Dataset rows
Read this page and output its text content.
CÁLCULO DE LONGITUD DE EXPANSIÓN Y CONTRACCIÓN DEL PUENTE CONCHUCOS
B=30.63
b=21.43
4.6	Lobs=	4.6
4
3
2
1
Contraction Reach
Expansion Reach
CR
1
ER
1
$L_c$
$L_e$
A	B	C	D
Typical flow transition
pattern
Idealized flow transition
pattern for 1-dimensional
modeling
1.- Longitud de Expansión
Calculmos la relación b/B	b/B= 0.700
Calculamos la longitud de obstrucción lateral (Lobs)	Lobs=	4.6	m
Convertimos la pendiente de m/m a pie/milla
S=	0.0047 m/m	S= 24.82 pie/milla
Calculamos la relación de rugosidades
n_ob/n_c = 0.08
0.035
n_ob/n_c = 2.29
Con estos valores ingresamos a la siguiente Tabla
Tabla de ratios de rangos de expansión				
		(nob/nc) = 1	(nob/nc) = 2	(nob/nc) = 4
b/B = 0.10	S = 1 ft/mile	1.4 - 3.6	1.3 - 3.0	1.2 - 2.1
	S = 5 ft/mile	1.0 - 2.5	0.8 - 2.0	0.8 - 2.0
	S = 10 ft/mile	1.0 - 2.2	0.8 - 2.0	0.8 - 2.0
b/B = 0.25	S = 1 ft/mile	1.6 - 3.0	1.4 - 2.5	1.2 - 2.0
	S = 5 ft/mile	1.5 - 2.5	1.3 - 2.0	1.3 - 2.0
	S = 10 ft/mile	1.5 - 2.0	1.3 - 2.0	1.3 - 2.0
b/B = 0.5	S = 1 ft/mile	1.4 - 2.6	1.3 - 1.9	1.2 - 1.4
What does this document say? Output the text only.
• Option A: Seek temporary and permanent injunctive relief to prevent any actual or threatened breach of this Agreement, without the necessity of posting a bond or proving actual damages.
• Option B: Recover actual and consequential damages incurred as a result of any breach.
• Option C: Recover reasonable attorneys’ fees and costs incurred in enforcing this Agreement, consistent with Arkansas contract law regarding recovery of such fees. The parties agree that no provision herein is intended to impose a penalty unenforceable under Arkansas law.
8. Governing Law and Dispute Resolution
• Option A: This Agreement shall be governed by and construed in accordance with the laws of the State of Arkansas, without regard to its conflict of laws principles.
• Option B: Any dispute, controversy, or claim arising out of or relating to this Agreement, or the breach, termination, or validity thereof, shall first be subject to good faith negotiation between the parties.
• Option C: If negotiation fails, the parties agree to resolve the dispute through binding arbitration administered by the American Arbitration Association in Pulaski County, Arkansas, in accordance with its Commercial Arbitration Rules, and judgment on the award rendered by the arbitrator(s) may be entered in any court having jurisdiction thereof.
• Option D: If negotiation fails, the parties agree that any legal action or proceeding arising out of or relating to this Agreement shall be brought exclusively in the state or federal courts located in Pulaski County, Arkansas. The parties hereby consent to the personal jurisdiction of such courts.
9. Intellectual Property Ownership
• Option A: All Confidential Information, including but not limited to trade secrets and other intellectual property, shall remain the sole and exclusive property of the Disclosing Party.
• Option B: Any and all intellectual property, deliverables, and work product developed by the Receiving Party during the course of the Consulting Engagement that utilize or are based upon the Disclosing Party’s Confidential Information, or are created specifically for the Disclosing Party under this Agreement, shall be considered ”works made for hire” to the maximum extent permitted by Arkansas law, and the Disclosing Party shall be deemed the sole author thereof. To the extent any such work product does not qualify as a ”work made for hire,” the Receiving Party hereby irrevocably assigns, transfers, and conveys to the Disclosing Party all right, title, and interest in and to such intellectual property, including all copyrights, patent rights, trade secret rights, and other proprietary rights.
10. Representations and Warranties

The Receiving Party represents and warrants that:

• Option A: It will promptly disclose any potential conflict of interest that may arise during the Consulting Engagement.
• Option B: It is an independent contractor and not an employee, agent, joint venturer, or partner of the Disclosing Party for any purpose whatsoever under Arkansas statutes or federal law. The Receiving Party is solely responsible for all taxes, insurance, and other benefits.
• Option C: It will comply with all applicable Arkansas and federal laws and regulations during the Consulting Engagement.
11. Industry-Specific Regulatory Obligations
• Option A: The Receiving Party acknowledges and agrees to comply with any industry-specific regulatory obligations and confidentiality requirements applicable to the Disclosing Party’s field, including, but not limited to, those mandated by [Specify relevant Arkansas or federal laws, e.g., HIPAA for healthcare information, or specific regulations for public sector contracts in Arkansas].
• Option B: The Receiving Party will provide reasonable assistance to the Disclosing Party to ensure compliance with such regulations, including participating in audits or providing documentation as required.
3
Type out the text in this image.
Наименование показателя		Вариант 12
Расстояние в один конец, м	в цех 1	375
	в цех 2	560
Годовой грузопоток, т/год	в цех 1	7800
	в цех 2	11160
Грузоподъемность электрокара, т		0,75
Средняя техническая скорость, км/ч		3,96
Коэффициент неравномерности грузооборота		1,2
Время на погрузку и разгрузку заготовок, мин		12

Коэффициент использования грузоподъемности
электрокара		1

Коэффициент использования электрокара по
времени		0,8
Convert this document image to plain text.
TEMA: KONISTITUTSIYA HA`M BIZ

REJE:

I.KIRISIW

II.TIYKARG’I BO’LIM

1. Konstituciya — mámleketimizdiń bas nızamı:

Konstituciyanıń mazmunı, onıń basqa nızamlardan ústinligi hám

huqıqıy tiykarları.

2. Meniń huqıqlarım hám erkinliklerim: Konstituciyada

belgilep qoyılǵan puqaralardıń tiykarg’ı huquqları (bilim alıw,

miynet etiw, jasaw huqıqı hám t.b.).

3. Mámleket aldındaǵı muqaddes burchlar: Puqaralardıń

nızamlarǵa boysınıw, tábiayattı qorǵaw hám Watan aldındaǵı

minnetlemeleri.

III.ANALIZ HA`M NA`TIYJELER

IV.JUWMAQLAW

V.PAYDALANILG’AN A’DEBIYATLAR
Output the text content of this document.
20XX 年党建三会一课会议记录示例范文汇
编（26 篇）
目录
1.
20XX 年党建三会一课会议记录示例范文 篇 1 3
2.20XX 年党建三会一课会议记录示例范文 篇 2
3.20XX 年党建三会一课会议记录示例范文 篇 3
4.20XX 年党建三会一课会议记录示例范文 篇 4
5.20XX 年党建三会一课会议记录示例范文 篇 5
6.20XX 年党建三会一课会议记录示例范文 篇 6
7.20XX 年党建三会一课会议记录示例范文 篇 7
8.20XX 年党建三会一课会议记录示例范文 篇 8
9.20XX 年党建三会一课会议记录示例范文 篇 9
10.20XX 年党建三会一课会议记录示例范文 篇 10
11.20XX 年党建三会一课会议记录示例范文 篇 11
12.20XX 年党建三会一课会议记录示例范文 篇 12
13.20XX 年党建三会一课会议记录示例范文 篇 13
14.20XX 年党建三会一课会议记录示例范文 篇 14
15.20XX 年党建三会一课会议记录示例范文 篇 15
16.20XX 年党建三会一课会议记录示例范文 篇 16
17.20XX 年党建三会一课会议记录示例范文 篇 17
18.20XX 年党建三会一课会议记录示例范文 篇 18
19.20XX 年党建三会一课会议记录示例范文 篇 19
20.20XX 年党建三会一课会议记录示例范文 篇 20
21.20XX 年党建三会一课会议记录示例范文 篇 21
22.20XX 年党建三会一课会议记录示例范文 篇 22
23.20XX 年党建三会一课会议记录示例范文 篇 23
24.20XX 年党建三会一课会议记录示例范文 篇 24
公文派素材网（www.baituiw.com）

# Problem to solve
Copy out each line above, character for character.

# Output for this task
Read this page and output its text content.
CÁLCULO DE LONGITUD DE EXPANSIÓN Y CONTRACCIÓN DEL PUENTE CONCHUCOS
B=30.63
b=21.43
4.6	Lobs=	4.6
4
3
2
1
Contraction Reach
Expansion Reach
CR
1
ER
1
$L_c$
$L_e$
A	B	C	D
Typical flow transition
pattern
Idealized flow transition
pattern for 1-dimensional
modeling
1.- Longitud de Expansión
Calculmos la relación b/B	b/B= 0.700
Calculamos la longitud de obstrucción lateral (Lobs)	Lobs=	4.6	m
Convertimos la pendiente de m/m a pie/milla
S=	0.0047 m/m	S= 24.82 pie/milla
Calculamos la relación de rugosidades
n_ob/n_c = 0.08
0.035
n_ob/n_c = 2.29
Con estos valores ingresamos a la siguiente Tabla
Tabla de ratios de rangos de expansión				
		(nob/nc) = 1	(nob/nc) = 2	(nob/nc) = 4
b/B = 0.10	S = 1 ft/mile	1.4 - 3.6	1.3 - 3.0	1.2 - 2.1
	S = 5 ft/mile	1.0 - 2.5	0.8 - 2.0	0.8 - 2.0
	S = 10 ft/mile	1.0 - 2.2	0.8 - 2.0	0.8 - 2.0
b/B = 0.25	S = 1 ft/mile	1.6 - 3.0	1.4 - 2.5	1.2 - 2.0
	S = 5 ft/mile	1.5 - 2.5	1.3 - 2.0	1.3 - 2.0
	S = 10 ft/mile	1.5 - 2.0	1.3 - 2.0	1.3 - 2.0
b/B = 0.5	S = 1 ft/mile	1.4 - 2.6	1.3 - 1.9	1.2 - 1.4
What does this document say? Output the text only.
• Option A: Seek temporary and permanent injunctive relief to prevent any actual or threatened breach of this Agreement, without the necessity of posting a bond or proving actual damages.
• Option B: Recover actual and consequential damages incurred as a result of any breach.
• Option C: Recover reasonable attorneys’ fees and costs incurred in enforcing this Agreement, consistent with Arkansas contract law regarding recovery of such fees. The parties agree that no provision herein is intended to impose a penalty unenforceable under Arkansas law.
8. Governing Law and Dispute Resolution
• Option A: This Agreement shall be governed by and construed in accordance with the laws of the State of Arkansas, without regard to its conflict of laws principles.
• Option B: Any dispute, controversy, or claim arising out of or relating to this Agreement, or the breach, termination, or validity thereof, shall first be subject to good faith negotiation between the parties.
• Option C: If negotiation fails, the parties agree to resolve the dispute through binding arbitration administered by the American Arbitration Association in Pulaski County, Arkansas, in accordance with its Commercial Arbitration Rules, and judgment on the award rendered by the arbitrator(s) may be entered in any court having jurisdiction thereof.
• Option D: If negotiation fails, the parties agree that any legal action or proceeding arising out of or relating to this Agreement shall be brought exclusively in the state or federal courts located in Pulaski County, Arkansas. The parties hereby consent to the personal jurisdiction of such courts.
9. Intellectual Property Ownership
• Option A: All Confidential Information, including but not limited to trade secrets and other intellectual property, shall remain the sole and exclusive property of the Disclosing Party.
• Option B: Any and all intellectual property, deliverables, and work product developed by the Receiving Party during the course of the Consulting Engagement that utilize or are based upon the Disclosing Party’s Confidential Information, or are created specifically for the Disclosing Party under this Agreement, shall be considered ”works made for hire” to the maximum extent permitted by Arkansas law, and the Disclosing Party shall be deemed the sole author thereof. To the extent any such work product does not qualify as a ”work made for hire,” the Receiving Party hereby irrevocably assigns, transfers, and conveys to the Disclosing Party all right, title, and interest in and to such intellectual property, including all copyrights, patent rights, trade secret rights, and other proprietary rights.
10. Representations and Warranties

The Receiving Party represents and warrants that:

• Option A: It will promptly disclose any potential conflict of interest that may arise during the Consulting Engagement.
• Option B: It is an independent contractor and not an employee, agent, joint venturer, or partner of the Disclosing Party for any purpose whatsoever under Arkansas statutes or federal law. The Receiving Party is solely responsible for all taxes, insurance, and other benefits.
• Option C: It will comply with all applicable Arkansas and federal laws and regulations during the Consulting Engagement.
11. Industry-Specific Regulatory Obligations
• Option A: The Receiving Party acknowledges and agrees to comply with any industry-specific regulatory obligations and confidentiality requirements applicable to the Disclosing Party’s field, including, but not limited to, those mandated by [Specify relevant Arkansas or federal laws, e.g., HIPAA for healthcare information, or specific regulations for public sector contracts in Arkansas].
• Option B: The Receiving Party will provide reasonable assistance to the Disclosing Party to ensure compliance with such regulations, including participating in audits or providing documentation as required.
3
Type out the text in this image.
Наименование показателя		Вариант 12
Расстояние в один конец, м	в цех 1	375
	в цех 2	560
Годовой грузопоток, т/год	в цех 1	7800
	в цех 2	11160
Грузоподъемность электрокара, т		0,75
Средняя техническая скорость, км/ч		3,96
Коэффициент неравномерности грузооборота		1,2
Время на погрузку и разгрузку заготовок, мин		12

Коэффициент использования грузоподъемности
электрокара		1

Коэффициент использования электрокара по
времени		0,8
Convert this document image to plain text.
TEMA: KONISTITUTSIYA HA`M BIZ

REJE:

I.KIRISIW

II.TIYKARG’I BO’LIM

1. Konstituciya — mámleketimizdiń bas nızamı:

Konstituciyanıń mazmunı, onıń basqa nızamlardan ústinligi hám

huqıqıy tiykarları.

2. Meniń huqıqlarım hám erkinliklerim: Konstituciyada

belgilep qoyılǵan puqaralardıń tiykarg’ı huquqları (bilim alıw,

miynet etiw, jasaw huqıqı hám t.b.).

3. Mámleket aldındaǵı muqaddes burchlar: Puqaralardıń

nızamlarǵa boysınıw, tábiayattı qorǵaw hám Watan aldındaǵı

minnetlemeleri.

III.ANALIZ HA`M NA`TIYJELER

IV.JUWMAQLAW

V.PAYDALANILG’AN A’DEBIYATLAR
Output the text content of this document.
20XX 年党建三会一课会议记录示例范文汇
编（26 篇）
目录
1.
20XX 年党建三会一课会议记录示例范文 篇 1 3
2.20XX 年党建三会一课会议记录示例范文 篇 2
3.20XX 年党建三会一课会议记录示例范文 篇 3
4.20XX 年党建三会一课会议记录示例范文 篇 4
5.20XX 年党建三会一课会议记录示例范文 篇 5
6.20XX 年党建三会一课会议记录示例范文 篇 6
7.20XX 年党建三会一课会议记录示例范文 篇 7
8.20XX 年党建三会一课会议记录示例范文 篇 8
9.20XX 年党建三会一课会议记录示例范文 篇 9
10.20XX 年党建三会一课会议记录示例范文 篇 10
11.20XX 年党建三会一课会议记录示例范文 篇 11
12.20XX 年党建三会一课会议记录示例范文 篇 12
13.20XX 年党建三会一课会议记录示例范文 篇 13
14.20XX 年党建三会一课会议记录示例范文 篇 14
15.20XX 年党建三会一课会议记录示例范文 篇 15
16.20XX 年党建三会一课会议记录示例范文 篇 16
17.20XX 年党建三会一课会议记录示例范文 篇 17
18.20XX 年党建三会一课会议记录示例范文 篇 18
19.20XX 年党建三会一课会议记录示例范文 篇 19
20.20XX 年党建三会一课会议记录示例范文 篇 20
21.20XX 年党建三会一课会议记录示例范文 篇 21
22.20XX 年党建三会一课会议记录示例范文 篇 22
23.20XX 年党建三会一课会议记录示例范文 篇 23
24.20XX 年党建三会一课会议记录示例范文 篇 24
公文派素材网（www.baituiw.com）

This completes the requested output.